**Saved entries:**
[start]
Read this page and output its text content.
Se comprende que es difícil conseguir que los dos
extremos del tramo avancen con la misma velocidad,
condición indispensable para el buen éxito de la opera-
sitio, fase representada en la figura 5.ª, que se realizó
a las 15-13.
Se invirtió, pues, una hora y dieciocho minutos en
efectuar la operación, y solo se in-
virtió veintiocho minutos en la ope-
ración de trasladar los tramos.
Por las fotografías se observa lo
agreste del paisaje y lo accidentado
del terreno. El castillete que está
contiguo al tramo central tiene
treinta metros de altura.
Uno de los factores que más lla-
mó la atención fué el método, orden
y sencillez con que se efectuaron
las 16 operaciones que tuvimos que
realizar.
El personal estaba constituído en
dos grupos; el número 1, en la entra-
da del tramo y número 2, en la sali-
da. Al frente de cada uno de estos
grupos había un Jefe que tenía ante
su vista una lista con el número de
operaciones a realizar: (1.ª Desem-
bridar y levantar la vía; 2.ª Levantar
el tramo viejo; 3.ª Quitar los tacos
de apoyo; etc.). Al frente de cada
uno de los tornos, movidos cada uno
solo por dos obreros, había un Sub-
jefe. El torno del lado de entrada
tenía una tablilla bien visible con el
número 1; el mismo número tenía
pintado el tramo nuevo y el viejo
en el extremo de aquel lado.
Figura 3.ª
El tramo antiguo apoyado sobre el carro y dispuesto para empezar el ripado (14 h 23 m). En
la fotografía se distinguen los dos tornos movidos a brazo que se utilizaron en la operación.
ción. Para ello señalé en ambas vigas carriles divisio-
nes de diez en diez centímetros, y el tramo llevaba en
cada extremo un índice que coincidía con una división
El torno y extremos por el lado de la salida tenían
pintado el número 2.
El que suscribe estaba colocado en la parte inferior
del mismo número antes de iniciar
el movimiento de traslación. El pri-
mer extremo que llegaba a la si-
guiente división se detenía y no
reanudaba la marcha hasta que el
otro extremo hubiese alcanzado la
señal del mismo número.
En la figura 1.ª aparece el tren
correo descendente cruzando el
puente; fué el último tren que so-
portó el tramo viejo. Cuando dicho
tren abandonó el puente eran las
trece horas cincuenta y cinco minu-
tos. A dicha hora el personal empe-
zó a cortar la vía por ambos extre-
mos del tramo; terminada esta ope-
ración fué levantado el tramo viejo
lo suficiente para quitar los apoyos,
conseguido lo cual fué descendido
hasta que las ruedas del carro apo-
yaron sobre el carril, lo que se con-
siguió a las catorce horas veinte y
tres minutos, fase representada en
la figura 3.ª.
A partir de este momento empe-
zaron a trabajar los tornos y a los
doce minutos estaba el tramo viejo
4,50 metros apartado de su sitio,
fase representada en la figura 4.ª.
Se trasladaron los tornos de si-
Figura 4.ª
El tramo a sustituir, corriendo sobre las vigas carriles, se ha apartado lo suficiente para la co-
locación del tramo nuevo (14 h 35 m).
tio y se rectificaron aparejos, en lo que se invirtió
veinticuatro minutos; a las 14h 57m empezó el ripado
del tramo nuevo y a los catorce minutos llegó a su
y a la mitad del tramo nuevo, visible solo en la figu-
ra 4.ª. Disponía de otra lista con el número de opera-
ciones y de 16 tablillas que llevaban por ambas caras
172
[end]
**Problem details:**
From the data above, copy each line that holds "vigas".

**Output:**
ción. Para ello señalé en ambas vigas carriles divisio-
El tramo a sustituir, corriendo sobre las vigas carriles, se ha apartado lo suficiente para la co-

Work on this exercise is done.